> _REQUIREMENTS_:
Copy every line from the material below that holds "volts".

Data entries
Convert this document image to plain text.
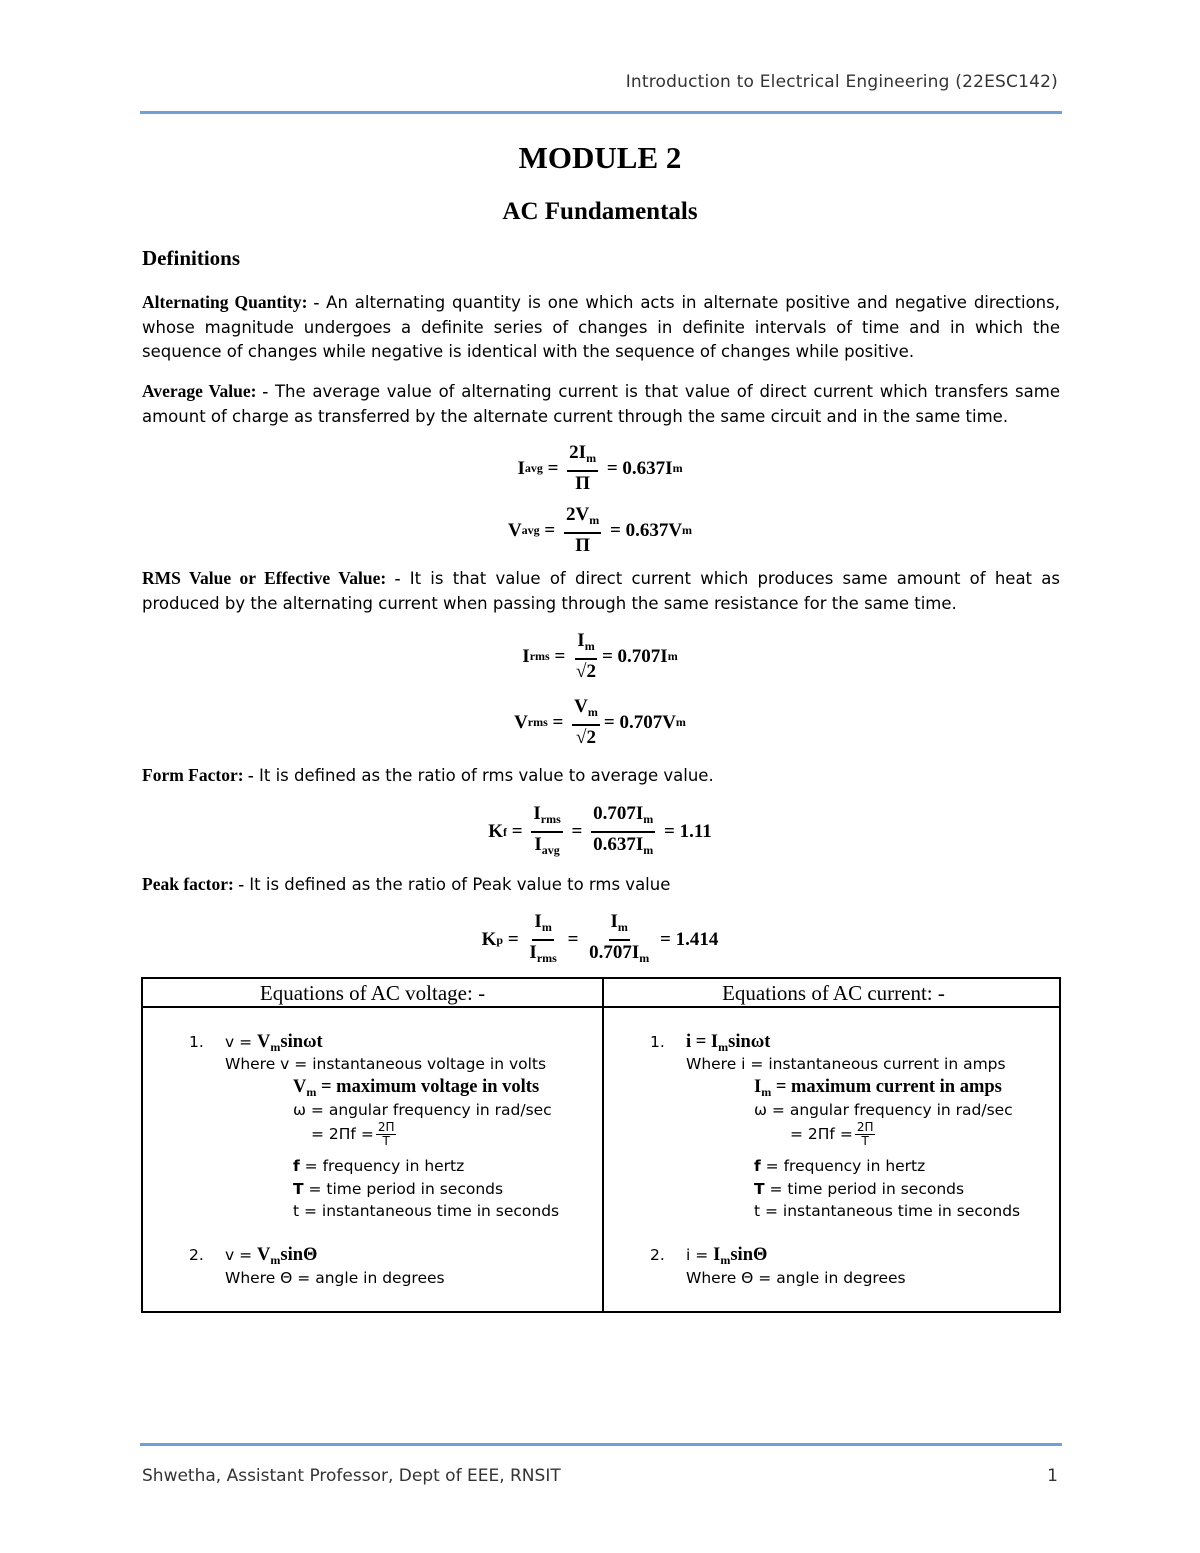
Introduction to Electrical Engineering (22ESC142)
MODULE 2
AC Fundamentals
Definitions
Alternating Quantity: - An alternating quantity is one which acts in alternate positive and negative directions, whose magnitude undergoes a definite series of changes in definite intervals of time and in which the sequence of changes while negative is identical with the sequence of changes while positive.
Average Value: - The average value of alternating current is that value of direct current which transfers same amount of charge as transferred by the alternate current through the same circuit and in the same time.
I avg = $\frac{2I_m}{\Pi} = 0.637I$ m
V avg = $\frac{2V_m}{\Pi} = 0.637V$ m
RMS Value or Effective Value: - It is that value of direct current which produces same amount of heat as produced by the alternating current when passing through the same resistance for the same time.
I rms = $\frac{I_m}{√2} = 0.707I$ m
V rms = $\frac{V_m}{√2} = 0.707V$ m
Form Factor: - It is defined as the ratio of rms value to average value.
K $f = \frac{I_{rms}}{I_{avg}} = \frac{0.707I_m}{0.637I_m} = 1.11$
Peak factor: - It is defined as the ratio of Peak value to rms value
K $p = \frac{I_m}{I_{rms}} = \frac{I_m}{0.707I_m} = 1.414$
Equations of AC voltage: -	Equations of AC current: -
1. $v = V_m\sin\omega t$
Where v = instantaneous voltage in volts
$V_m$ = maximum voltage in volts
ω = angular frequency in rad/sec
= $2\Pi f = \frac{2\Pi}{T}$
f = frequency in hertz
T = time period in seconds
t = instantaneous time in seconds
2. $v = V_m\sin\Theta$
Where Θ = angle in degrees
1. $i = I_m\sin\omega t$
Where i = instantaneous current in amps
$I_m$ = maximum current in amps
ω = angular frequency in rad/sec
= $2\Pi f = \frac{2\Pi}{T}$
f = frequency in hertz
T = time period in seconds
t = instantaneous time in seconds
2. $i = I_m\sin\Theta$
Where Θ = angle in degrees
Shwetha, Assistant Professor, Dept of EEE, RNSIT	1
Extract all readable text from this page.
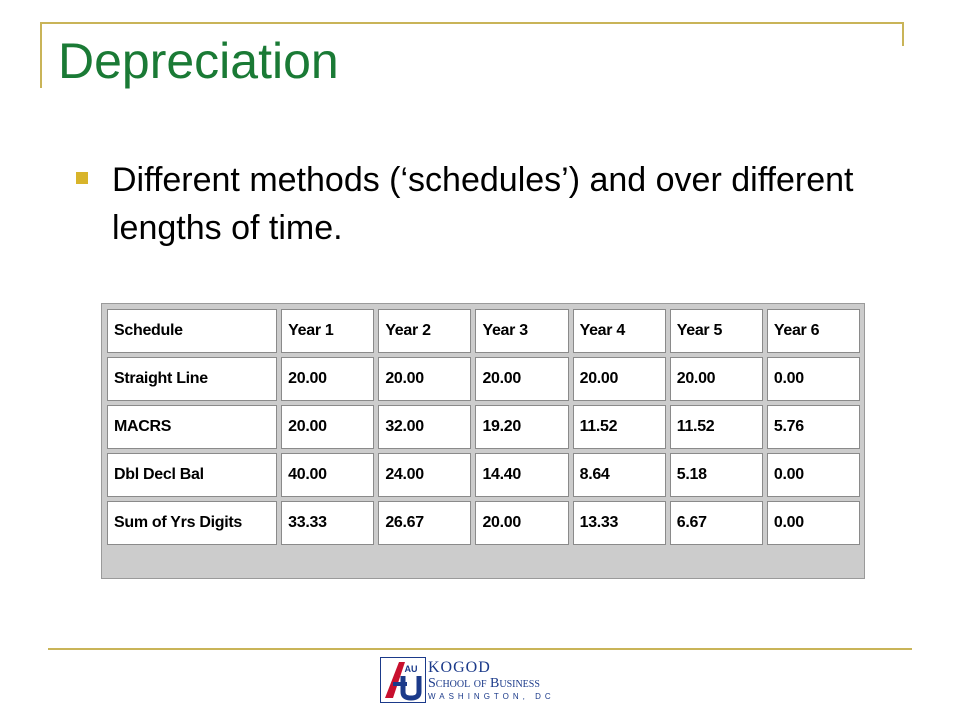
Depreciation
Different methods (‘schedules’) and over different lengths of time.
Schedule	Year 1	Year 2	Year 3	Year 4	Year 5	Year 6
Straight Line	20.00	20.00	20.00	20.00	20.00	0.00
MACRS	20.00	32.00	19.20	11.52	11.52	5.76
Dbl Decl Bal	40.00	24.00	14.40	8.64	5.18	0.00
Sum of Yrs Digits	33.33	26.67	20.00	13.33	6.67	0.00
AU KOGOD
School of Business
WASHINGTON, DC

> _SOLUTION FOR THIS PROBLEM_:
Where v = instantaneous voltage in volts
$V_m$ = maximum voltage in volts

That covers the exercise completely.